GIVEN PROBLEM:
Swap "bar" for "column" in the records, starting at the first line and ending at the line that contains "data-label: 0.6 xyxy=(252,9,272,24)", and give those lines again with nothing else changed.

-------- DATA TO USE

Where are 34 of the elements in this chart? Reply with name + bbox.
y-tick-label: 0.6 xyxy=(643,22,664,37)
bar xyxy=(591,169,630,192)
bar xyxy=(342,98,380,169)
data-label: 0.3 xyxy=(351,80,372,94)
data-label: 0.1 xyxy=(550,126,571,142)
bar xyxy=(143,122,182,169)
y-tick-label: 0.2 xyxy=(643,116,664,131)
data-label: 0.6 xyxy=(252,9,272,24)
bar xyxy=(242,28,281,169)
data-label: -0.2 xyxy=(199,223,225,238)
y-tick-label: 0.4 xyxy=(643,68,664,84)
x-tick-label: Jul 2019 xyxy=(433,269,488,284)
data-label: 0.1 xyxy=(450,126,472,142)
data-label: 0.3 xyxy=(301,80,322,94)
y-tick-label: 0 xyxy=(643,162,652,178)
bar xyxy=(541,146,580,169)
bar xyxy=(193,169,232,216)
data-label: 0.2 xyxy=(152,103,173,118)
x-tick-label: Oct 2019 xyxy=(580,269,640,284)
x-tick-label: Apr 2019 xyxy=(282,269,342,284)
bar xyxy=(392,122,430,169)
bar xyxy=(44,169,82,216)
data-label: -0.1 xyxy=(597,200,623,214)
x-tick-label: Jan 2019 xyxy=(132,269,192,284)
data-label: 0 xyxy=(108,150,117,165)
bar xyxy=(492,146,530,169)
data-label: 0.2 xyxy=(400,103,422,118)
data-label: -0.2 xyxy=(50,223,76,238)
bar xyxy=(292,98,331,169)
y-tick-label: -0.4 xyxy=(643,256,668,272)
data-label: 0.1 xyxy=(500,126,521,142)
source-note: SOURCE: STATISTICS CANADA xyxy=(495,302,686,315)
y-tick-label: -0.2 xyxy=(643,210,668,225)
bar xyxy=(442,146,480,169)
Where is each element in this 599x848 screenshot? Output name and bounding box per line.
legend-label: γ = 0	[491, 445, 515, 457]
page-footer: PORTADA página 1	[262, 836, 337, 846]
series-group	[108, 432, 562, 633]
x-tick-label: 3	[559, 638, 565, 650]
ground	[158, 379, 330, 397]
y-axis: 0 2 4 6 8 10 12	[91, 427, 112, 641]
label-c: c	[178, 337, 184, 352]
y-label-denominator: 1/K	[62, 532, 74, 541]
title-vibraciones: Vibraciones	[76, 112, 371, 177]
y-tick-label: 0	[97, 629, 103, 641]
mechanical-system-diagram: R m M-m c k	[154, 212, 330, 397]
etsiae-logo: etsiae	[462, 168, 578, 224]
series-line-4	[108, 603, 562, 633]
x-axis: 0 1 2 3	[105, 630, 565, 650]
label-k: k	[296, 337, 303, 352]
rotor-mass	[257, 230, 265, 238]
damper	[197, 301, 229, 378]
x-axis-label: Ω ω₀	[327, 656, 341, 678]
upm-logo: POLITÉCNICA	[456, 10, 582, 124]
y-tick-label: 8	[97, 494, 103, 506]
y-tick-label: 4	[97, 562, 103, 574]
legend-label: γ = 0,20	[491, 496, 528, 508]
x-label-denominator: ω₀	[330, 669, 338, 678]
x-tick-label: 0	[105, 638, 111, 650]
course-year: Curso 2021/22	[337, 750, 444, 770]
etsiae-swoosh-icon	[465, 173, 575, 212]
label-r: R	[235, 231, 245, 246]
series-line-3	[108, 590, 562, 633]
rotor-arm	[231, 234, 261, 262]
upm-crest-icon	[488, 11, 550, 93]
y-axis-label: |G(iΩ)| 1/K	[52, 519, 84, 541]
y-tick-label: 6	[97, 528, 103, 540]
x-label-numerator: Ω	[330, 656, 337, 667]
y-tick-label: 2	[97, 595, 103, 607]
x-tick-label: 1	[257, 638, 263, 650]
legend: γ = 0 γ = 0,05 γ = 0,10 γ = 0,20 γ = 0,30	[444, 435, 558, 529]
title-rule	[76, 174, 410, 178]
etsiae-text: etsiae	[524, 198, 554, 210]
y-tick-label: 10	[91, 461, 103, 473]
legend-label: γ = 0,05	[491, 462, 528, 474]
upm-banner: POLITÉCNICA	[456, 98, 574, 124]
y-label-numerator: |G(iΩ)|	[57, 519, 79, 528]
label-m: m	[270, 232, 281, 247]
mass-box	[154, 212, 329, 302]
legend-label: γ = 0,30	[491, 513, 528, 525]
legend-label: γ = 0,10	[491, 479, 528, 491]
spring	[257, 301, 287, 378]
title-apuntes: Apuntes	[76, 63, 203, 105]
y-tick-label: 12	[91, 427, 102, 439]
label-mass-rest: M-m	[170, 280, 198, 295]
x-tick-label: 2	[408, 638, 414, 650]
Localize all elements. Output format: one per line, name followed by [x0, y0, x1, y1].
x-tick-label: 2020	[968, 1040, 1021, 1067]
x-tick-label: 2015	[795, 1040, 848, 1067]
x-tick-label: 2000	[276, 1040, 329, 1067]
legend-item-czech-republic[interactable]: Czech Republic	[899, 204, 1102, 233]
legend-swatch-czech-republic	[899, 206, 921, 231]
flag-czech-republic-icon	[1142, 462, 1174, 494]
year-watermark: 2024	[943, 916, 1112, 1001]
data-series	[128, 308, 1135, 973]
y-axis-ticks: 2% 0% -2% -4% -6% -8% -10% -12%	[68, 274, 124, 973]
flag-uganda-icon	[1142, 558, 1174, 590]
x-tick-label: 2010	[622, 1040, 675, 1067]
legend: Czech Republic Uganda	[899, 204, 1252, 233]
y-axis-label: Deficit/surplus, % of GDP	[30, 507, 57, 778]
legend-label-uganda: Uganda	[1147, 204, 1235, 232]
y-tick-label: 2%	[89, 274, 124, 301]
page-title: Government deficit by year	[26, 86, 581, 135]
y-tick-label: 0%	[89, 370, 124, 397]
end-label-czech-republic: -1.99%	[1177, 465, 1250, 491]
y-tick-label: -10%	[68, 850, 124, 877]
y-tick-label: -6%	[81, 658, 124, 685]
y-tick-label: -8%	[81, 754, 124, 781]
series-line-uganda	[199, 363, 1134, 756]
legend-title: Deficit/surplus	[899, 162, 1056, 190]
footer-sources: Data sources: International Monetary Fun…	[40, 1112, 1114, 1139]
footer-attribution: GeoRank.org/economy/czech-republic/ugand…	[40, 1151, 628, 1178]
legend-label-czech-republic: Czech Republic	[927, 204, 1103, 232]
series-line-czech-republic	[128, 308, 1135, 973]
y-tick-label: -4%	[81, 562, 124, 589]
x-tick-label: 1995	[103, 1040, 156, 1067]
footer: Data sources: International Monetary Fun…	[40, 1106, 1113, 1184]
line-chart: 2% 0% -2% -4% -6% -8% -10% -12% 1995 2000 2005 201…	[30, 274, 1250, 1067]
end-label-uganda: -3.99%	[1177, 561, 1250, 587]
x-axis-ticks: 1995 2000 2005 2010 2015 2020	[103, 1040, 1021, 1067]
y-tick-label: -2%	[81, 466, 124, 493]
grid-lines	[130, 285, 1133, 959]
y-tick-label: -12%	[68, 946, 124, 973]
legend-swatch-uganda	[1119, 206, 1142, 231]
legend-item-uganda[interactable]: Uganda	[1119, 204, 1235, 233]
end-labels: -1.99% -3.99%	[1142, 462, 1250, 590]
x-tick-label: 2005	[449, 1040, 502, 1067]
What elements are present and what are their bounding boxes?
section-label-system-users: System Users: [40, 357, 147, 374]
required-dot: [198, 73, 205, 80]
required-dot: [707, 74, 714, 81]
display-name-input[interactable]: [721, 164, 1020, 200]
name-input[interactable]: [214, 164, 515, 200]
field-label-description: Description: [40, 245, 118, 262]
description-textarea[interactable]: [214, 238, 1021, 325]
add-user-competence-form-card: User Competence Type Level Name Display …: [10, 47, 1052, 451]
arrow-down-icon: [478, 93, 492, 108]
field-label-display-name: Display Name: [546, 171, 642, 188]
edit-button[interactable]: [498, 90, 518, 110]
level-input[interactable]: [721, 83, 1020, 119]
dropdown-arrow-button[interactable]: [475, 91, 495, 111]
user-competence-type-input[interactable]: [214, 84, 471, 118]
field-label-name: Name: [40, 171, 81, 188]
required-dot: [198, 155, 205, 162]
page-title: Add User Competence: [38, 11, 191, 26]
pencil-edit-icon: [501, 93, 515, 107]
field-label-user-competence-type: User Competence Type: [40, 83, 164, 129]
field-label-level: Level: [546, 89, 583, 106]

----------------

FINISHED TASK:
Where are 34 of the elements in this chart? Reply with name + bbox.
y-tick-label: 0.6 xyxy=(643,22,664,37)
column xyxy=(591,169,630,192)
column xyxy=(342,98,380,169)
data-label: 0.3 xyxy=(351,80,372,94)
data-label: 0.1 xyxy=(550,126,571,142)
column xyxy=(143,122,182,169)
y-tick-label: 0.2 xyxy=(643,116,664,131)
data-label: 0.6 xyxy=(252,9,272,24)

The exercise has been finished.